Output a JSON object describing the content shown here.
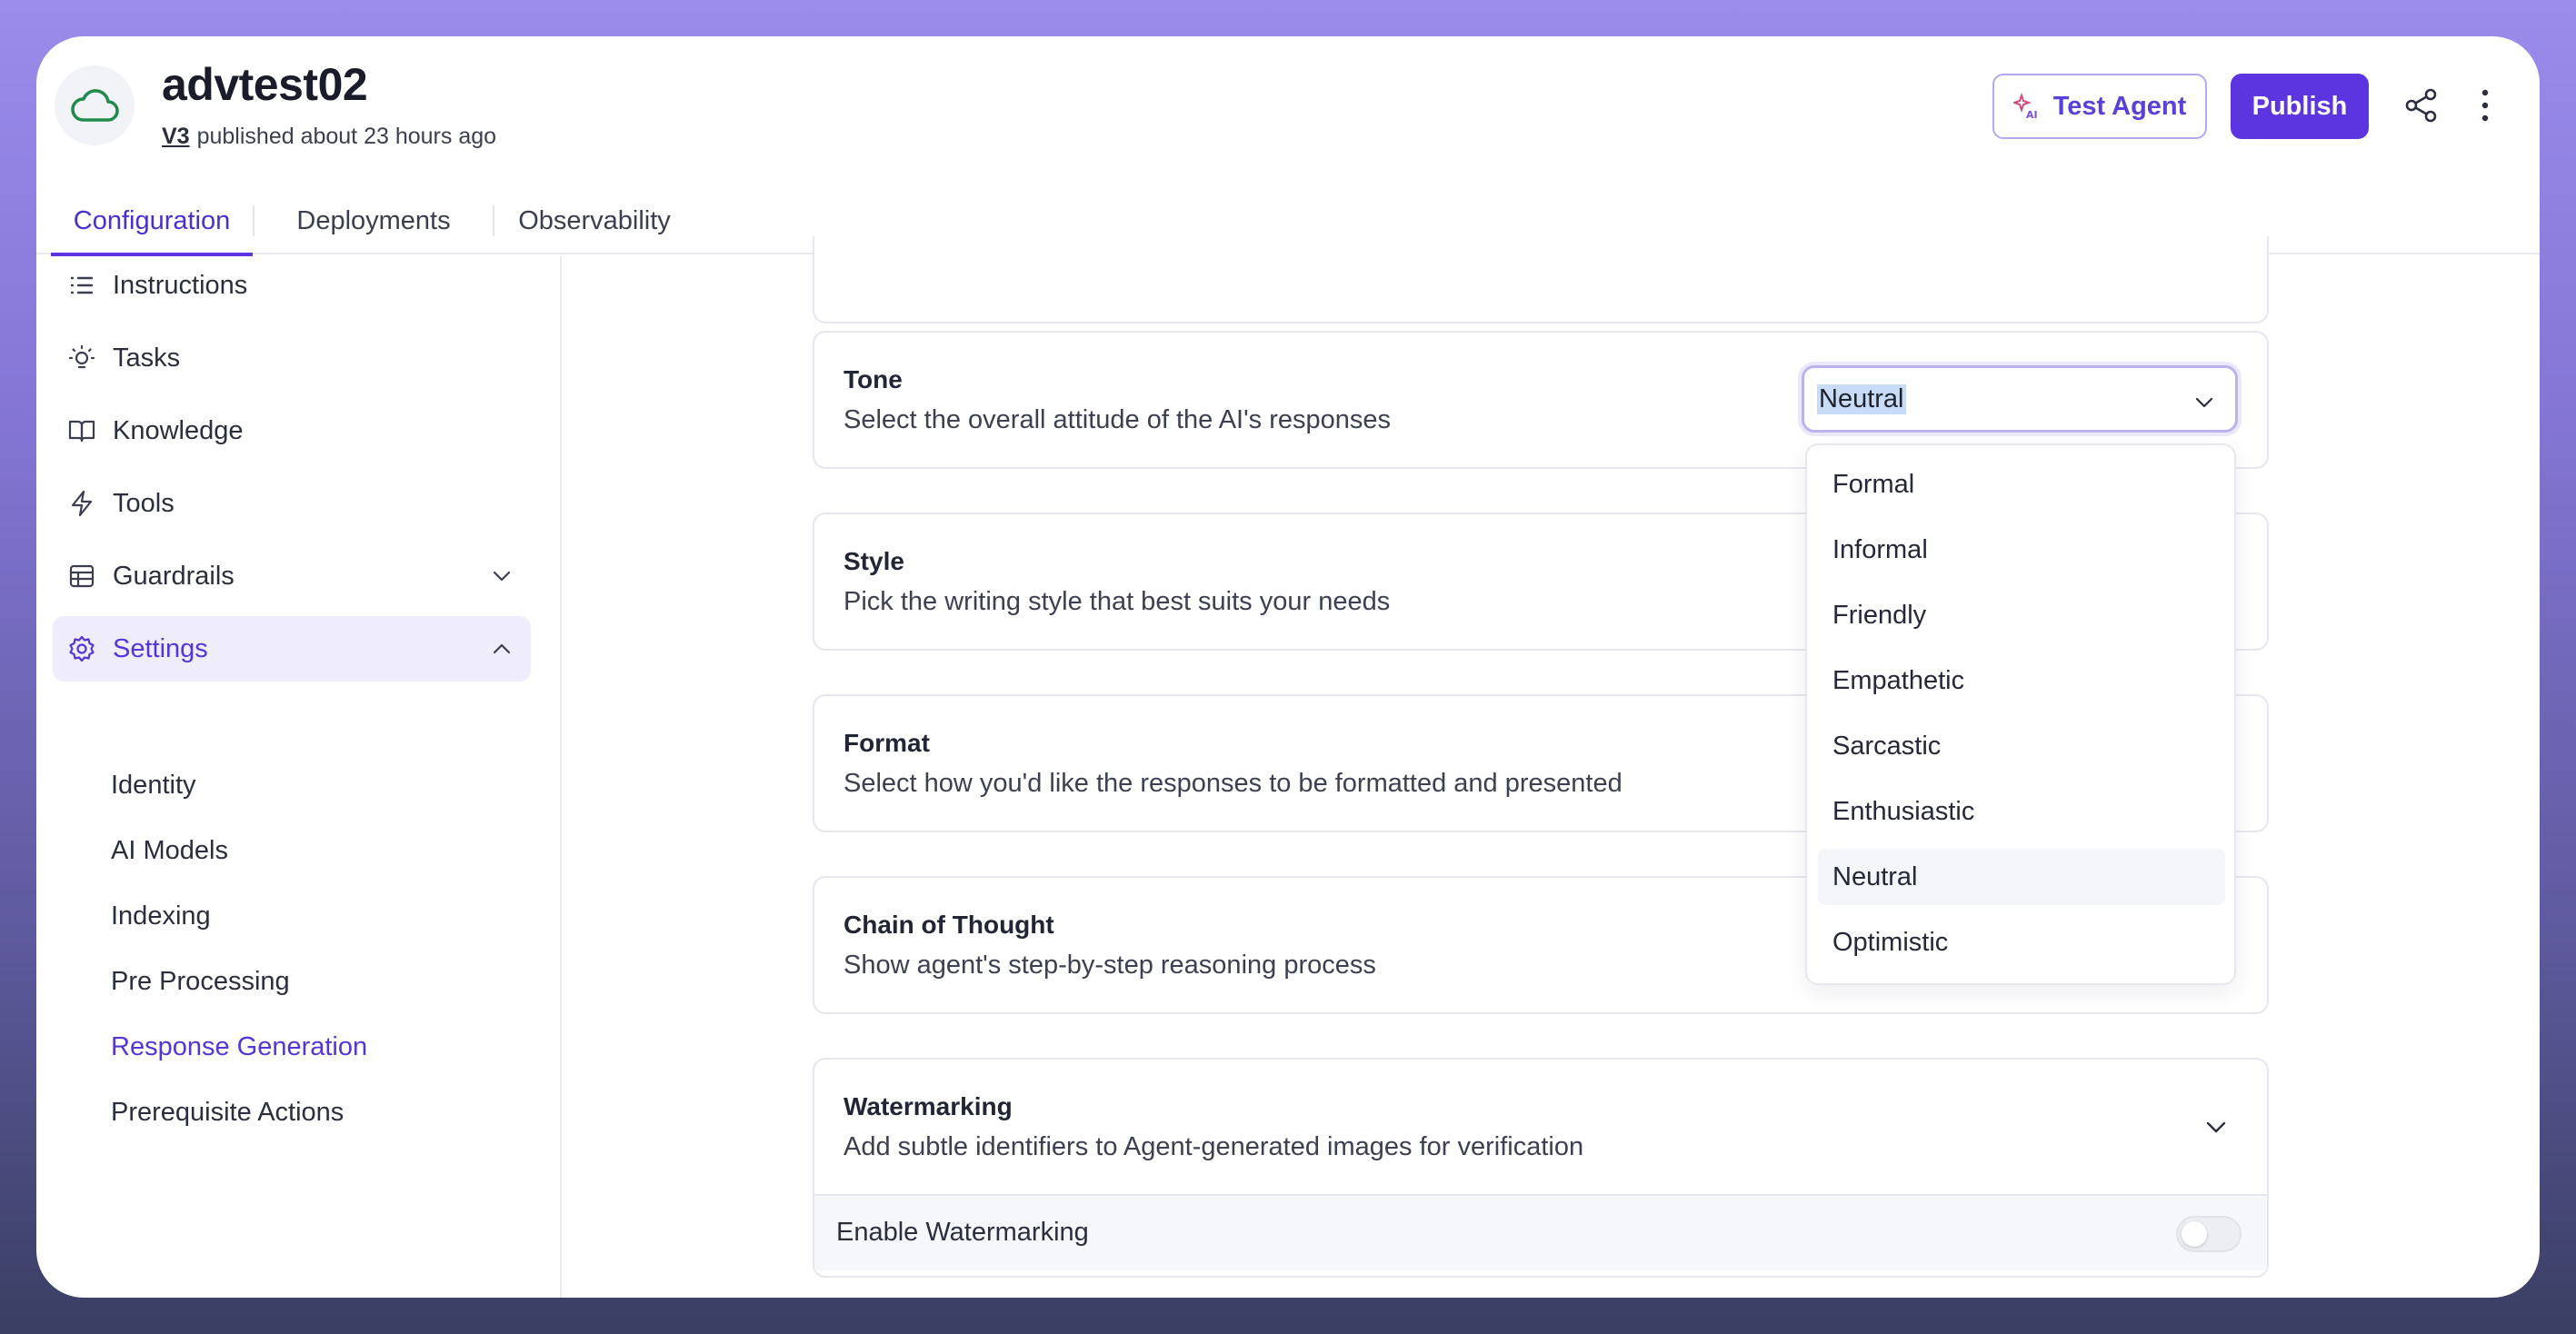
{
  "app": {
    "name": "advtest02",
    "version": "V3",
    "published_text": "published about 23 hours ago"
  },
  "header": {
    "test_agent_label": "Test Agent",
    "publish_label": "Publish"
  },
  "tabs": [
    {
      "label": "Configuration",
      "active": true
    },
    {
      "label": "Deployments",
      "active": false
    },
    {
      "label": "Observability",
      "active": false
    }
  ],
  "sidebar": {
    "items": [
      {
        "label": "Instructions",
        "icon": "list-icon"
      },
      {
        "label": "Tasks",
        "icon": "lightbulb-icon"
      },
      {
        "label": "Knowledge",
        "icon": "book-icon"
      },
      {
        "label": "Tools",
        "icon": "bolt-icon"
      },
      {
        "label": "Guardrails",
        "icon": "table-icon"
      },
      {
        "label": "Settings",
        "icon": "gear-icon",
        "active": true
      }
    ],
    "settings_subitems": [
      {
        "label": "Identity"
      },
      {
        "label": "AI Models"
      },
      {
        "label": "Indexing"
      },
      {
        "label": "Pre Processing"
      },
      {
        "label": "Response Generation",
        "active": true
      },
      {
        "label": "Prerequisite Actions"
      }
    ]
  },
  "main": {
    "tone": {
      "title": "Tone",
      "description": "Select the overall attitude of the AI's responses",
      "selected": "Neutral",
      "options": [
        "Formal",
        "Informal",
        "Friendly",
        "Empathetic",
        "Sarcastic",
        "Enthusiastic",
        "Neutral",
        "Optimistic"
      ]
    },
    "style": {
      "title": "Style",
      "description": "Pick the writing style that best suits your needs"
    },
    "format": {
      "title": "Format",
      "description": "Select how you'd like the responses to be formatted and presented"
    },
    "chain_of_thought": {
      "title": "Chain of Thought",
      "description": "Show agent's step-by-step reasoning process"
    },
    "watermarking": {
      "title": "Watermarking",
      "description": "Add subtle identifiers to Agent-generated images for verification",
      "enable_label": "Enable Watermarking",
      "enabled": false
    }
  },
  "colors": {
    "accent": "#5c35e0",
    "accent_text": "#5535d8",
    "active_nav_bg": "#efedfb",
    "logo_green": "#1f8a4c"
  }
}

Request:
Identify the lines that contain the string "title", and copy every one of them.

Result of the exercise:
      "title": "Tone",
      "title": "Style",
      "title": "Format",
      "title": "Chain of Thought",
      "title": "Watermarking",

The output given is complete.